### Task goal
Identify all lines in the data containing the string "Accounts". Copy them out.

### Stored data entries
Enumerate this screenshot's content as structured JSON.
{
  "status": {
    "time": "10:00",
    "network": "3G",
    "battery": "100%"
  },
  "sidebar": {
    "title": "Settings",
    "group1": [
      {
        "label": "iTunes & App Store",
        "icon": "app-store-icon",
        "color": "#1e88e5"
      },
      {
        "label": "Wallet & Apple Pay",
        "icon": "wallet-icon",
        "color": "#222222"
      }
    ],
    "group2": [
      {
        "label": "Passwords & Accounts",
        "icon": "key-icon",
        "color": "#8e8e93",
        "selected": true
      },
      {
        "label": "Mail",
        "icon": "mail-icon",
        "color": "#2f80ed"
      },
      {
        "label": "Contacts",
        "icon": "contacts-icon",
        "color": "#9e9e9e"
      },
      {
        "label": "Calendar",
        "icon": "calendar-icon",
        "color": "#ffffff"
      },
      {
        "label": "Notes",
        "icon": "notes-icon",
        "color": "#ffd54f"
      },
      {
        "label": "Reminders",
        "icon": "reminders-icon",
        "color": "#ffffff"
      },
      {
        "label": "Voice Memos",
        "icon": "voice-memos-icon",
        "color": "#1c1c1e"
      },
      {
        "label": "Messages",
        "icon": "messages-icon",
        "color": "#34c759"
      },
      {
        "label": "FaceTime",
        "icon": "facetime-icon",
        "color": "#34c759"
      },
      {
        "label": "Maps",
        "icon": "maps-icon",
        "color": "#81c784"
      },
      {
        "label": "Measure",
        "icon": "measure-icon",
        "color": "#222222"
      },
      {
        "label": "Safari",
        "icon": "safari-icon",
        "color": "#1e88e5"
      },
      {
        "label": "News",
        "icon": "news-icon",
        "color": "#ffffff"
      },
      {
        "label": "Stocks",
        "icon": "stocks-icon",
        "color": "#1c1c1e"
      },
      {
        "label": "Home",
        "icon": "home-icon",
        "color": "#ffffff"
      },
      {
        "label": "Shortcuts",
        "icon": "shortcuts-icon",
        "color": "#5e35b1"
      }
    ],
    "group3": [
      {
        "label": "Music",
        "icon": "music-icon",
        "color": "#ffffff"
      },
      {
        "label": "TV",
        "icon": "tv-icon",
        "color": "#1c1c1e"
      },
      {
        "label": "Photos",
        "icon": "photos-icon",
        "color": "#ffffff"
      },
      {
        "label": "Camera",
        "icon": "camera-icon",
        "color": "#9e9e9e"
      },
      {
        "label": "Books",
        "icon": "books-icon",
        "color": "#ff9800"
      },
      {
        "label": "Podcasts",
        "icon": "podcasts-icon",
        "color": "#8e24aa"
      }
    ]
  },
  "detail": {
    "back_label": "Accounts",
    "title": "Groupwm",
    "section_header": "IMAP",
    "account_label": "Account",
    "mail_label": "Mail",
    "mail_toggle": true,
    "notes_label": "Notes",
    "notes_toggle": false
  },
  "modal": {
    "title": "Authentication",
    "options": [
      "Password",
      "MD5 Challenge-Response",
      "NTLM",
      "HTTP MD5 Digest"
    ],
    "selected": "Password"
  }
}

### Complete output
        "label": "Passwords & Accounts",
    "back_label": "Accounts",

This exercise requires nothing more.